### Entries supplied
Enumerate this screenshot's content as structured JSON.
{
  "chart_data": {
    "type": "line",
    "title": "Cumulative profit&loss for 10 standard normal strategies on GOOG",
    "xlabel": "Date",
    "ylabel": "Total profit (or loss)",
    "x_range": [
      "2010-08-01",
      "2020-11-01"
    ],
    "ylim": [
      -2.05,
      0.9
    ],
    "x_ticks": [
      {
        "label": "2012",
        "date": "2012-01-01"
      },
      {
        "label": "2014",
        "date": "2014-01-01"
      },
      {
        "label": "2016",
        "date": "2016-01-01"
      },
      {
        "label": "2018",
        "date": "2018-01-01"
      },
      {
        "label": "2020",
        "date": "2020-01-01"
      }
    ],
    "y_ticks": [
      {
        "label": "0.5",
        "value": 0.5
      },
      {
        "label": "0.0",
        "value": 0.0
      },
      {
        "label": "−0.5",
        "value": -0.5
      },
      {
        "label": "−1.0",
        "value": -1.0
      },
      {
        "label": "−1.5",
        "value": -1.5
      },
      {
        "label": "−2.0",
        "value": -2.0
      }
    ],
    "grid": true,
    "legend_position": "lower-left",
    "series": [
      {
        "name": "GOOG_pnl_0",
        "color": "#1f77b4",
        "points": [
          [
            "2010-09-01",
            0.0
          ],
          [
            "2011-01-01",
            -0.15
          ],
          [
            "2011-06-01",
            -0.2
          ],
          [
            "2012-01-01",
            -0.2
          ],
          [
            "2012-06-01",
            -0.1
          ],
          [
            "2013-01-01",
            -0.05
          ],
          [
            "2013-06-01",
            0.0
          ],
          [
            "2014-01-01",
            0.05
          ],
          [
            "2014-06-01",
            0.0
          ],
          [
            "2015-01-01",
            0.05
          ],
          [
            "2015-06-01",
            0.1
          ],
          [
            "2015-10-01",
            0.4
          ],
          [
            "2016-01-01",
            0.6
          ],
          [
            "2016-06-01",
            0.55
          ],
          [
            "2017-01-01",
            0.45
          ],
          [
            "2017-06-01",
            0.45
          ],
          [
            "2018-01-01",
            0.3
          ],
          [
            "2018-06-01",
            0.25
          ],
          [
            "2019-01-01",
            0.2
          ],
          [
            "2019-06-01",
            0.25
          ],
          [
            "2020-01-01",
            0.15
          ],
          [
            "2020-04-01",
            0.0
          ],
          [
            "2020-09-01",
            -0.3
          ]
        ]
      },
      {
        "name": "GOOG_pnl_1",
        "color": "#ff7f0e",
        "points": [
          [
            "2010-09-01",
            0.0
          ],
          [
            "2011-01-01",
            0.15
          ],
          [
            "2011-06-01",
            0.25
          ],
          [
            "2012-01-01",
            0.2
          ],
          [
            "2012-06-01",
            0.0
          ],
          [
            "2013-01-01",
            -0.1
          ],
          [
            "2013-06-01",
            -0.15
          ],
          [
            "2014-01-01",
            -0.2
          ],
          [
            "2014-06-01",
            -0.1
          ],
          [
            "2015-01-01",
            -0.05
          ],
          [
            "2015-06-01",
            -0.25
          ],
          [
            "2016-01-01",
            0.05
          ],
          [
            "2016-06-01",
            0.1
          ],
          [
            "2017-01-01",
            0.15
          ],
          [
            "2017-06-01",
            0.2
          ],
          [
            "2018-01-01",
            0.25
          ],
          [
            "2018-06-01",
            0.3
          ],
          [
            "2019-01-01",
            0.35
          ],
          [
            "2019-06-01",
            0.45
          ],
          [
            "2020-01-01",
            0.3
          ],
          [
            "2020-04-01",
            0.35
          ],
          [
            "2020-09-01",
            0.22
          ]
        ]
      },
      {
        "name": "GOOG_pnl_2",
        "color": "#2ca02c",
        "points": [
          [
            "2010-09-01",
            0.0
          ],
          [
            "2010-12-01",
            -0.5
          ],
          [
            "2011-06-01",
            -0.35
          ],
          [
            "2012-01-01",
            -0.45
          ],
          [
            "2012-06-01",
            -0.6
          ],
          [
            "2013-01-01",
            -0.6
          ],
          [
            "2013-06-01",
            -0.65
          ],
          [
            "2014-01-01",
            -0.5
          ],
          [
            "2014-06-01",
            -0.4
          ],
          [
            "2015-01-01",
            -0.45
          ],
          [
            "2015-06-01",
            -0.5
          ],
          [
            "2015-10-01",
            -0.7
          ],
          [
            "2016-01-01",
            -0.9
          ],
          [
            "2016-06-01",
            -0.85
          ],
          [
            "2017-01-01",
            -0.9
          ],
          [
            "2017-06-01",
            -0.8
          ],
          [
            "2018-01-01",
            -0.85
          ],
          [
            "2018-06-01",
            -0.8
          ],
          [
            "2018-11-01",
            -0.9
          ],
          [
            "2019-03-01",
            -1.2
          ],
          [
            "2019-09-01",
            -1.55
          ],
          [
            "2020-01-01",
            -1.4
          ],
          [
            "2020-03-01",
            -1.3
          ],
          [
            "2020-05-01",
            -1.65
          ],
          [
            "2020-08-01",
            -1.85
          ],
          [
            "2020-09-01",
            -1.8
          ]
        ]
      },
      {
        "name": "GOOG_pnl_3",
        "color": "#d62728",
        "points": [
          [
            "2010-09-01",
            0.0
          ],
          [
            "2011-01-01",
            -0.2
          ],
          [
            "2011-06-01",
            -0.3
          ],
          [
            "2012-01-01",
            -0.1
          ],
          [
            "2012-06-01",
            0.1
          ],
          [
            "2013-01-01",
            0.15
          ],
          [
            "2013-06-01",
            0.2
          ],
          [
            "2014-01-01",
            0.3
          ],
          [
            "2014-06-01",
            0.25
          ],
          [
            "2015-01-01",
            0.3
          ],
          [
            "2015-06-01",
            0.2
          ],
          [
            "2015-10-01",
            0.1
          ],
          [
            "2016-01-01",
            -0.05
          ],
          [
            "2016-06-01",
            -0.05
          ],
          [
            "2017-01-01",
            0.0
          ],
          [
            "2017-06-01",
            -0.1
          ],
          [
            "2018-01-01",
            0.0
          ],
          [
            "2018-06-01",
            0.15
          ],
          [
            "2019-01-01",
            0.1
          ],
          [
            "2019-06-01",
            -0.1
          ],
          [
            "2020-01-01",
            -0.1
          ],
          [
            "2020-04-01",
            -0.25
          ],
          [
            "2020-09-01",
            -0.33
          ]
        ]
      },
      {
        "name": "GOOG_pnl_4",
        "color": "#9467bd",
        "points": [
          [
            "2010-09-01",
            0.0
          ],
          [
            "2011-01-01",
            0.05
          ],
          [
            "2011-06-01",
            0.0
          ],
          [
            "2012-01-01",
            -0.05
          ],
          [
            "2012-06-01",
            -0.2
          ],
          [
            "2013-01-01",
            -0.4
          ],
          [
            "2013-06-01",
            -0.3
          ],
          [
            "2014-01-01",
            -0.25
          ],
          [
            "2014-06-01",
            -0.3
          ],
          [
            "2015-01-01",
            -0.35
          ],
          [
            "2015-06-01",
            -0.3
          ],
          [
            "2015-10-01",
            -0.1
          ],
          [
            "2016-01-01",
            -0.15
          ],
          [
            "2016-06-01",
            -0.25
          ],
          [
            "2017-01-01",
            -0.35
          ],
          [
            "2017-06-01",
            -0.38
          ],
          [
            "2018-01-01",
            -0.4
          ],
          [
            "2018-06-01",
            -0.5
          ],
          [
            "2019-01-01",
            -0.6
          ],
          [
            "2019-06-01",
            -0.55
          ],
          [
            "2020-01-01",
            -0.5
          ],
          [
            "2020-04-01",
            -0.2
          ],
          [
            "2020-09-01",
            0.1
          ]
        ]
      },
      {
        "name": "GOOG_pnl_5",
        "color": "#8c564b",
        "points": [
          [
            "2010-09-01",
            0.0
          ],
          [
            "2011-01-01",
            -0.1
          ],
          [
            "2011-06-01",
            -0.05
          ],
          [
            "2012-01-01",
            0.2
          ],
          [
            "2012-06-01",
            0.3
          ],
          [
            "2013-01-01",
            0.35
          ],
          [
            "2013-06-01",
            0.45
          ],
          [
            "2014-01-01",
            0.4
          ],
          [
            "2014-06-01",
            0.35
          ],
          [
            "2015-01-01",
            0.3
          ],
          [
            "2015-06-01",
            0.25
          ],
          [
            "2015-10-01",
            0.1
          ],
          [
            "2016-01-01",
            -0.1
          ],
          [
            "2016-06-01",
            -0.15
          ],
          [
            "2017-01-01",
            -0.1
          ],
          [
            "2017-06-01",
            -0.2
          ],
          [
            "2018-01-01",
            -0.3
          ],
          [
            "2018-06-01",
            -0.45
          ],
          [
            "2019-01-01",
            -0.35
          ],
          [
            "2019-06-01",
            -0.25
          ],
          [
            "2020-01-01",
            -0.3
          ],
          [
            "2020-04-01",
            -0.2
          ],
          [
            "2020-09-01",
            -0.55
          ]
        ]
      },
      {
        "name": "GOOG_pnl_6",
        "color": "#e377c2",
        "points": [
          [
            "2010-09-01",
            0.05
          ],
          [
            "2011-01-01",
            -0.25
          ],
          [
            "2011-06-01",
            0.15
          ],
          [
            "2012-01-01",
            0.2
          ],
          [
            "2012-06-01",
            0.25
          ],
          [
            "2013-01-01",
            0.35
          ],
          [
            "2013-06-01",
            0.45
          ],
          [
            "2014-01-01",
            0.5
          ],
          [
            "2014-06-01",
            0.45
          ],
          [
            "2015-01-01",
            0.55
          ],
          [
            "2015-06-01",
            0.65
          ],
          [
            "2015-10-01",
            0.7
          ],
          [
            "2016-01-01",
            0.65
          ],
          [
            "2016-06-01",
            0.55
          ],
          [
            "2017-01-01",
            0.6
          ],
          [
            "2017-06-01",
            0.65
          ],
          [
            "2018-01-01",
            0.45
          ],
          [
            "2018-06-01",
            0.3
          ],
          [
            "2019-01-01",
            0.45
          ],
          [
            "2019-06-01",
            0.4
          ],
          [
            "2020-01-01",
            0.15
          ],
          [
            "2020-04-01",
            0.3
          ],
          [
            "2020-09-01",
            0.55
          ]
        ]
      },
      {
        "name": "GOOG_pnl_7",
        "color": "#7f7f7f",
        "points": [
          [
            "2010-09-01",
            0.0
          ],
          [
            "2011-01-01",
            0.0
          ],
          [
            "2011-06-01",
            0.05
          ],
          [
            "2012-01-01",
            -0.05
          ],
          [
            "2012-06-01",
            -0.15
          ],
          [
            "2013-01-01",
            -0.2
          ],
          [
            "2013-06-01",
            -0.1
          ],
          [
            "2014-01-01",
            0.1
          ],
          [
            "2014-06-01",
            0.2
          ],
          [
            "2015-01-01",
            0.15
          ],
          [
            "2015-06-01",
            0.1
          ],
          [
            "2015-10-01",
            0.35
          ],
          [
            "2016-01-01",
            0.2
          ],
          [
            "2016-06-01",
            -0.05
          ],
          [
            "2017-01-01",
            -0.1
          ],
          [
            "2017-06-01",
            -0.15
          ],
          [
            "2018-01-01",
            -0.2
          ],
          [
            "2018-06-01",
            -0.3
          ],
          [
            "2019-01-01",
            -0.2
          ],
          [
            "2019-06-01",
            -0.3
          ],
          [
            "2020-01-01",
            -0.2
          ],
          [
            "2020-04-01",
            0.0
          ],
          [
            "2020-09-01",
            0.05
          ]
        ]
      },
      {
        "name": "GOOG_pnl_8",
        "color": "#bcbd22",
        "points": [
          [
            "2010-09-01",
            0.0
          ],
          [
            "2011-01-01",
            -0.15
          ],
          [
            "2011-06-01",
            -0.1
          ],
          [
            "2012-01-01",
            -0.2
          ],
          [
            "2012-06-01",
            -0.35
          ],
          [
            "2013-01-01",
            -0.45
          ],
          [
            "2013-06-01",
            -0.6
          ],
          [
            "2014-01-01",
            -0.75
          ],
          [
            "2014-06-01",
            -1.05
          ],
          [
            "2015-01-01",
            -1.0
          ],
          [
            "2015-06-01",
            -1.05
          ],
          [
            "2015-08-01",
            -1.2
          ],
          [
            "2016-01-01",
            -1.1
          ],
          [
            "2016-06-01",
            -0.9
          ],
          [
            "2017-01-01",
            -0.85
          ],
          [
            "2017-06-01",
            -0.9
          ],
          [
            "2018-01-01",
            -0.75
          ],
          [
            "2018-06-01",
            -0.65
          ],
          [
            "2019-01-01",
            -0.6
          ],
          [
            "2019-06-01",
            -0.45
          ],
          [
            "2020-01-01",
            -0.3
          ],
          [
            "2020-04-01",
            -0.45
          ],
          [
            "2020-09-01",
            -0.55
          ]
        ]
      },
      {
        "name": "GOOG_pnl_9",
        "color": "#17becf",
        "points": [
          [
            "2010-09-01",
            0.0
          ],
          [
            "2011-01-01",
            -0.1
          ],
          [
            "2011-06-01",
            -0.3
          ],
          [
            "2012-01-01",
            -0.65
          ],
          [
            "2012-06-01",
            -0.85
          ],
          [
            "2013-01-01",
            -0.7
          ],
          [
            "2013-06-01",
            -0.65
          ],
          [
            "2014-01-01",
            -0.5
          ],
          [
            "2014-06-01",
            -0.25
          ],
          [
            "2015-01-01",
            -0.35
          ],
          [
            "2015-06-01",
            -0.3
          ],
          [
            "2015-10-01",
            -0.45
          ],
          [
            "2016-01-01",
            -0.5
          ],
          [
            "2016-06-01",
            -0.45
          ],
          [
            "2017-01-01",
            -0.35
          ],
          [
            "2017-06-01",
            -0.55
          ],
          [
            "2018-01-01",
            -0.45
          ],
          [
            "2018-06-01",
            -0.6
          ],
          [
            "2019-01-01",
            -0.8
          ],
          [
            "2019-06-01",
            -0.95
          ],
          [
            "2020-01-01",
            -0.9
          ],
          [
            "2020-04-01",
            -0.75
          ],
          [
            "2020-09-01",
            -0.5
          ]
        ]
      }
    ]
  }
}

### What to produce
Scan the material above. Return every line containing the string "color".

### Expected output
        "color": "#1f77b4",
        "color": "#ff7f0e",
        "color": "#2ca02c",
        "color": "#d62728",
        "color": "#9467bd",
        "color": "#8c564b",
        "color": "#e377c2",
        "color": "#7f7f7f",
        "color": "#bcbd22",
        "color": "#17becf",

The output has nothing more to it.